* DATA LISTING:
__________

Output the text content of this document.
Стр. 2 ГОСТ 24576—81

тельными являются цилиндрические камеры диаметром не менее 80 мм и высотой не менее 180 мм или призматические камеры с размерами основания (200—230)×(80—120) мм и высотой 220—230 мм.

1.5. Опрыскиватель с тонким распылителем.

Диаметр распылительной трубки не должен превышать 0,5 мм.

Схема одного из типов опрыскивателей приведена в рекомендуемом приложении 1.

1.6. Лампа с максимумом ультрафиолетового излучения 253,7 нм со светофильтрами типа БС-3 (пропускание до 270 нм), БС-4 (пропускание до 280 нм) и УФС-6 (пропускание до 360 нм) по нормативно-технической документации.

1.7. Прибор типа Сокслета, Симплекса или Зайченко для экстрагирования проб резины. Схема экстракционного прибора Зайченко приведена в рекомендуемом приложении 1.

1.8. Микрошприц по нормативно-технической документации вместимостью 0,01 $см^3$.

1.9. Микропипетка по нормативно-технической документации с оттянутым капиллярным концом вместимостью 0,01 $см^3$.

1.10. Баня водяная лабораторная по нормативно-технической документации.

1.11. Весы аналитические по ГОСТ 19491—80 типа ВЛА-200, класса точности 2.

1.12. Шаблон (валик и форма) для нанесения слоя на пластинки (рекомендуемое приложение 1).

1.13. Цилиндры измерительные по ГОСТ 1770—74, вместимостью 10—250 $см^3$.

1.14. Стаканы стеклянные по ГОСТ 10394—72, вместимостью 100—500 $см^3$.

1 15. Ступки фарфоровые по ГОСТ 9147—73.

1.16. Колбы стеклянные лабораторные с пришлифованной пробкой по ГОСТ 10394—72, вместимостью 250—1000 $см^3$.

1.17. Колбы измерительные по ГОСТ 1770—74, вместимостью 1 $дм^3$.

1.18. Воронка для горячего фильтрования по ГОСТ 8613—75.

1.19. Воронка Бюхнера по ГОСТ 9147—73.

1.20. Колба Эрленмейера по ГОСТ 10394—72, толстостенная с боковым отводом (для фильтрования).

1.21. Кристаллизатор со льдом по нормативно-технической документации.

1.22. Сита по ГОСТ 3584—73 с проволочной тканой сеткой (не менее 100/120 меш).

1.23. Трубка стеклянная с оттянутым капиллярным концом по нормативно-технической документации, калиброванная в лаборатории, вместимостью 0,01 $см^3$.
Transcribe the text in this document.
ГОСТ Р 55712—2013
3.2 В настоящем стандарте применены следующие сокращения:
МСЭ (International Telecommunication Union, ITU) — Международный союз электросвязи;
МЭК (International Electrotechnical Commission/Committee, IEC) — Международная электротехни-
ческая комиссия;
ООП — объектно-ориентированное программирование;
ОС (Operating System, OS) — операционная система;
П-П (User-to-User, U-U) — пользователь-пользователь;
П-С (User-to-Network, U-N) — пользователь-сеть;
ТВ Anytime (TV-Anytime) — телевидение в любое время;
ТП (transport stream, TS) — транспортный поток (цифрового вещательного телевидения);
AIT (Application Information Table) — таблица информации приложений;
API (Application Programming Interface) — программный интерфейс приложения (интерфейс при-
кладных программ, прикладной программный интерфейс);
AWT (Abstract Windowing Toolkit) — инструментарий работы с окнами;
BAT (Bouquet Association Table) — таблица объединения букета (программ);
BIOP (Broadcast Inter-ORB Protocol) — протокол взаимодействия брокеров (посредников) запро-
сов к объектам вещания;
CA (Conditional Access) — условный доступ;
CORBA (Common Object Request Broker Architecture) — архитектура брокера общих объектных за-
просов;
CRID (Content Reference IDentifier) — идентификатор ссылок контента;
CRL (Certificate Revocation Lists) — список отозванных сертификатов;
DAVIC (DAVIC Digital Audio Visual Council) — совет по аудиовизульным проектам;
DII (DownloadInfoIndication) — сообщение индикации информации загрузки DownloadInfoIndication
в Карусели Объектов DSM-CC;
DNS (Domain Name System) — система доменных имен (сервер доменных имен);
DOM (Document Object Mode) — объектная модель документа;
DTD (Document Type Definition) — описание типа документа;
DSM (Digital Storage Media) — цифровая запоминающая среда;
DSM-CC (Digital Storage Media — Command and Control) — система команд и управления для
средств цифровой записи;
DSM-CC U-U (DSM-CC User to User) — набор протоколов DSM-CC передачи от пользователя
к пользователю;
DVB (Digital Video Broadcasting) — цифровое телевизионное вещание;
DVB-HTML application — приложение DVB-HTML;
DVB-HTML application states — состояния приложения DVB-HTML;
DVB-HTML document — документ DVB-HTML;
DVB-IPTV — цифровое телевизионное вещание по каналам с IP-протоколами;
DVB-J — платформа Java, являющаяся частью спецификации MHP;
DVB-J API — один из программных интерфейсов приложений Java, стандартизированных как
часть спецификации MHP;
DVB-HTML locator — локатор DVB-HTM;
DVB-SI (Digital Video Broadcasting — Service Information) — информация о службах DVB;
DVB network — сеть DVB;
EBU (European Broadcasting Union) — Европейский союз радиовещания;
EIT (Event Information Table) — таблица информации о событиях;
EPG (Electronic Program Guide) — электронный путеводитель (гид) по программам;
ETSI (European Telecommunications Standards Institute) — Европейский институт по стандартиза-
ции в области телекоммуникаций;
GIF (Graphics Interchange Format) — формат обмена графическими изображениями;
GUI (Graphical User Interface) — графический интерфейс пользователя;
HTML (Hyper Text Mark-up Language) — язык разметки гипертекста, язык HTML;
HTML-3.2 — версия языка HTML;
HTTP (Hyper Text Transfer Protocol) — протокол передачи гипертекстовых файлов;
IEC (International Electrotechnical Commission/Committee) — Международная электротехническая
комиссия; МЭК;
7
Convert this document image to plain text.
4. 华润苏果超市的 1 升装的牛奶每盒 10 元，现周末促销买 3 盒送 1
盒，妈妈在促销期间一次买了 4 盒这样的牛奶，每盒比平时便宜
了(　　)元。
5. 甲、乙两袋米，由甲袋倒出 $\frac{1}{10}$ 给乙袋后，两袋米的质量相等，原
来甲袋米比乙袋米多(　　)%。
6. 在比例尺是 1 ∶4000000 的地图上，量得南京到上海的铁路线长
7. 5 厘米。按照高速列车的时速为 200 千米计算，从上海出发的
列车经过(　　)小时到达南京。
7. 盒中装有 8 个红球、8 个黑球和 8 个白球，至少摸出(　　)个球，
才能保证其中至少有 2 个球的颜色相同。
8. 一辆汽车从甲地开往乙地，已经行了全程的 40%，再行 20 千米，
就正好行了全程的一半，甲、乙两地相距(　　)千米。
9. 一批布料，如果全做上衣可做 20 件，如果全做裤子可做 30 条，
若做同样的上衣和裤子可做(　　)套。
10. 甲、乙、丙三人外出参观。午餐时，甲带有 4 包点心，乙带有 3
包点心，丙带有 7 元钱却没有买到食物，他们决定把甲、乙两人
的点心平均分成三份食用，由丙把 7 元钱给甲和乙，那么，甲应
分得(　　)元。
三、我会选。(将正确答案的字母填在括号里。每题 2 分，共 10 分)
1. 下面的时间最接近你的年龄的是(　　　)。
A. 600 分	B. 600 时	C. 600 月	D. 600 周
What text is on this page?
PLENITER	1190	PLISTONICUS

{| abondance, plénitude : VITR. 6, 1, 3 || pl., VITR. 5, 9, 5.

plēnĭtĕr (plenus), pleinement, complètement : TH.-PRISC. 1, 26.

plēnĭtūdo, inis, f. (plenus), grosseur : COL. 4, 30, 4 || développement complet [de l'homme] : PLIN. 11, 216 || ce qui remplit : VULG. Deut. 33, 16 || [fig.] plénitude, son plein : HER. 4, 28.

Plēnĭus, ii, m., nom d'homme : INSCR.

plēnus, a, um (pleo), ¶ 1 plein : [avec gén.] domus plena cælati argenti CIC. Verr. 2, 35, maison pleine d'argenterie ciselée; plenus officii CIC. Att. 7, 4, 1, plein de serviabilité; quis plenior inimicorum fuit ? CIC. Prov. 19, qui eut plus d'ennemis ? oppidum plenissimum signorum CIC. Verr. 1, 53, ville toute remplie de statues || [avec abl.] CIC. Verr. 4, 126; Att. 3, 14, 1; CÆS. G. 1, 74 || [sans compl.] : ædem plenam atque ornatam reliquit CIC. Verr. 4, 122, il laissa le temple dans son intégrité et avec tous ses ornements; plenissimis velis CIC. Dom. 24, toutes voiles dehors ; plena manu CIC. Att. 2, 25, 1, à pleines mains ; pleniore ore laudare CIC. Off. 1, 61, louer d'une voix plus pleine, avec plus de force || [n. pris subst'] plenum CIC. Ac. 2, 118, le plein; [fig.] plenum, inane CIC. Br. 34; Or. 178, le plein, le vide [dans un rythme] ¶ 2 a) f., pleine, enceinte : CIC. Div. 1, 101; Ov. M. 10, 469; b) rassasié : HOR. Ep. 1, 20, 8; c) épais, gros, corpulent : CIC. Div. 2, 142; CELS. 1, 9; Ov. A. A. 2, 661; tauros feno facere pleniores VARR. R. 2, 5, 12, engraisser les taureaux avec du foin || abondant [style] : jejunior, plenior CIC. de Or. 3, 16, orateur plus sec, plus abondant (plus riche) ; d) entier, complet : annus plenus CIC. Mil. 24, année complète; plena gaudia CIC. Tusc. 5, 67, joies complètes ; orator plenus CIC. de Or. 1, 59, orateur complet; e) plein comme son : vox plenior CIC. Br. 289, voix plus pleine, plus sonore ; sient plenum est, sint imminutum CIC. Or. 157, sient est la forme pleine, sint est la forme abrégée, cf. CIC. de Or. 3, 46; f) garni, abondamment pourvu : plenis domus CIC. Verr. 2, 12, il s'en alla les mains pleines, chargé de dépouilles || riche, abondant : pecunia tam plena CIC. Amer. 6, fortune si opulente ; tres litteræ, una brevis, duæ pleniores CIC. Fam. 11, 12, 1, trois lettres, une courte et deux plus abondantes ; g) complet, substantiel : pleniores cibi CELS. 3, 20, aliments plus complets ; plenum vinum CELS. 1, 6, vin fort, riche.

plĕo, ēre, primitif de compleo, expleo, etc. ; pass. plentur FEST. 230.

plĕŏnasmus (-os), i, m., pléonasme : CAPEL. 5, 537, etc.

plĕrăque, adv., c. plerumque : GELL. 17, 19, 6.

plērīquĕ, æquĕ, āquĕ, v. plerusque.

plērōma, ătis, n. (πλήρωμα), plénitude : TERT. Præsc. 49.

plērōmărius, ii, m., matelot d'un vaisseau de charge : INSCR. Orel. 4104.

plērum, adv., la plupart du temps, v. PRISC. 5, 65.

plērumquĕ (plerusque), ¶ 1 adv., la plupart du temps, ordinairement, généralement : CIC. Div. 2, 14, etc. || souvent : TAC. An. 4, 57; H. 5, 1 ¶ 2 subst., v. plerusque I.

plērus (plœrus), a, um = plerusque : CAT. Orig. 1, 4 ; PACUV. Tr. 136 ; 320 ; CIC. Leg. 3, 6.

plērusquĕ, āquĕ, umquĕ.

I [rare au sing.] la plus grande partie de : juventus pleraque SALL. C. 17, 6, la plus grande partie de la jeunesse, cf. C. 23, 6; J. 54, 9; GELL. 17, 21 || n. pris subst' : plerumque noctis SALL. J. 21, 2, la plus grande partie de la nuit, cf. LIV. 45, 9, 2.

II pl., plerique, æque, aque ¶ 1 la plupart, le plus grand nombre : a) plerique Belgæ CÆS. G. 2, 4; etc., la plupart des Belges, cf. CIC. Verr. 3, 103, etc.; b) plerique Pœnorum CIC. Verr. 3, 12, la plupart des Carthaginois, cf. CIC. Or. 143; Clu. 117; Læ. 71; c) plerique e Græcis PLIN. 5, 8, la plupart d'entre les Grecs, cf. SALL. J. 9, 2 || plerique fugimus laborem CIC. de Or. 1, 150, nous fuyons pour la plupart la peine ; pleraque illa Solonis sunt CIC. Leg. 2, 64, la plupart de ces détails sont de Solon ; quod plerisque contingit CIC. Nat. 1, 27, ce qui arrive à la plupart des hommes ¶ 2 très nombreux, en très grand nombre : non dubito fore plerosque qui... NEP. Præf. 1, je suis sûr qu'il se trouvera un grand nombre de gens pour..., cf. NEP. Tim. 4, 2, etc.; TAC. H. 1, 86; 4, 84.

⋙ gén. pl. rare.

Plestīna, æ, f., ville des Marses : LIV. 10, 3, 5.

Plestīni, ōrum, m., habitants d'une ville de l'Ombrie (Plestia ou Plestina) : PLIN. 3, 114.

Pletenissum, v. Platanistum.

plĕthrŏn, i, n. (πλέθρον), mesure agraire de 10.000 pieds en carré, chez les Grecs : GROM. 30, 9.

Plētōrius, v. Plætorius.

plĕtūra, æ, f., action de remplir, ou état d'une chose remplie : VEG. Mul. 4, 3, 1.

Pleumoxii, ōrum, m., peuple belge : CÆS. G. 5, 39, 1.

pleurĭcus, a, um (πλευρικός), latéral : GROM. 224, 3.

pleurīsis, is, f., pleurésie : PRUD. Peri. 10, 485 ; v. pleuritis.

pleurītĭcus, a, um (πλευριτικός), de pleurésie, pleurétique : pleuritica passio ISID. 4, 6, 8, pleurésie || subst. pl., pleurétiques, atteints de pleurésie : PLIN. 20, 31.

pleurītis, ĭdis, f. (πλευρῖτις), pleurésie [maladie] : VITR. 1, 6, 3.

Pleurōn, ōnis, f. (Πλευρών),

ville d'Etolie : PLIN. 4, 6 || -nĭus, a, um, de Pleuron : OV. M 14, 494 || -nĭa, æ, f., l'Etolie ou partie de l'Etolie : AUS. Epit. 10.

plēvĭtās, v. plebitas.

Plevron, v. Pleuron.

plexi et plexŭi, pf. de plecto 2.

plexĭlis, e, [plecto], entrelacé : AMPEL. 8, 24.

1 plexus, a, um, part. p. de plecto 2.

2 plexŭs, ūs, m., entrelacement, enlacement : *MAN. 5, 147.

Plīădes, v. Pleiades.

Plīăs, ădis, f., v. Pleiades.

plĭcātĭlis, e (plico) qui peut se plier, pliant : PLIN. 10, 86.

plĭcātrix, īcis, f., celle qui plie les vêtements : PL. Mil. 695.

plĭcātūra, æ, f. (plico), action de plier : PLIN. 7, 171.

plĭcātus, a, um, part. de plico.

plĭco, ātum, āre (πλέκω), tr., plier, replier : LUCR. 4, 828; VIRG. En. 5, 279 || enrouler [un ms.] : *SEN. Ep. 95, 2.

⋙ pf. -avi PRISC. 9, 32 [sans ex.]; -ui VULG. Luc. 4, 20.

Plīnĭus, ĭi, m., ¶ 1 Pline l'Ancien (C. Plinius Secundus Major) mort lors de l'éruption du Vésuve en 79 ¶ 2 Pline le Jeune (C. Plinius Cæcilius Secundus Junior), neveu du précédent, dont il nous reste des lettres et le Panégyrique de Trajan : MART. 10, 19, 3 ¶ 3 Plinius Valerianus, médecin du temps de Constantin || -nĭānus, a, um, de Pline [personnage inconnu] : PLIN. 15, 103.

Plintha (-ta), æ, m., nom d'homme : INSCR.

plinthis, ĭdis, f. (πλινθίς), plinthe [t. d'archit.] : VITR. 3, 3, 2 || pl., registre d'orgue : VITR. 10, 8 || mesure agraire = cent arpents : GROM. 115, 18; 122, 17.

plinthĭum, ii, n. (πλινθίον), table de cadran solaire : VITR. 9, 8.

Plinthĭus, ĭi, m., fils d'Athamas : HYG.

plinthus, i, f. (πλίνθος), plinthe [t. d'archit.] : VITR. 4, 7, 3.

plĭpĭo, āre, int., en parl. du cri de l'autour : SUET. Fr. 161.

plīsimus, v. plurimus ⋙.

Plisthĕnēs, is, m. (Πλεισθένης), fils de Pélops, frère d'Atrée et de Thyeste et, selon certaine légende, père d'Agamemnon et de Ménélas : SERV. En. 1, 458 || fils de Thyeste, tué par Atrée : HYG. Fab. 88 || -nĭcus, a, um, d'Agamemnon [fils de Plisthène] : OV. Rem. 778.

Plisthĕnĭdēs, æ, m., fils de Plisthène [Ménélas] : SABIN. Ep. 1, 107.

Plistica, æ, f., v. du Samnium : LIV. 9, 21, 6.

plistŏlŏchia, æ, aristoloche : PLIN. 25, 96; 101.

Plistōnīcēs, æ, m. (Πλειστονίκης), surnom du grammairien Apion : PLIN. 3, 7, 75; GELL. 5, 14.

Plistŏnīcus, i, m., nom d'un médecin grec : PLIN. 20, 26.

__________

Search the material above for "Object". Pull out each line where it shows up.

CORBA (Common Object Request Broker Architecture) — архитектура брокера общих объектных за-
DOM (Document Object Mode) — объектная модель документа;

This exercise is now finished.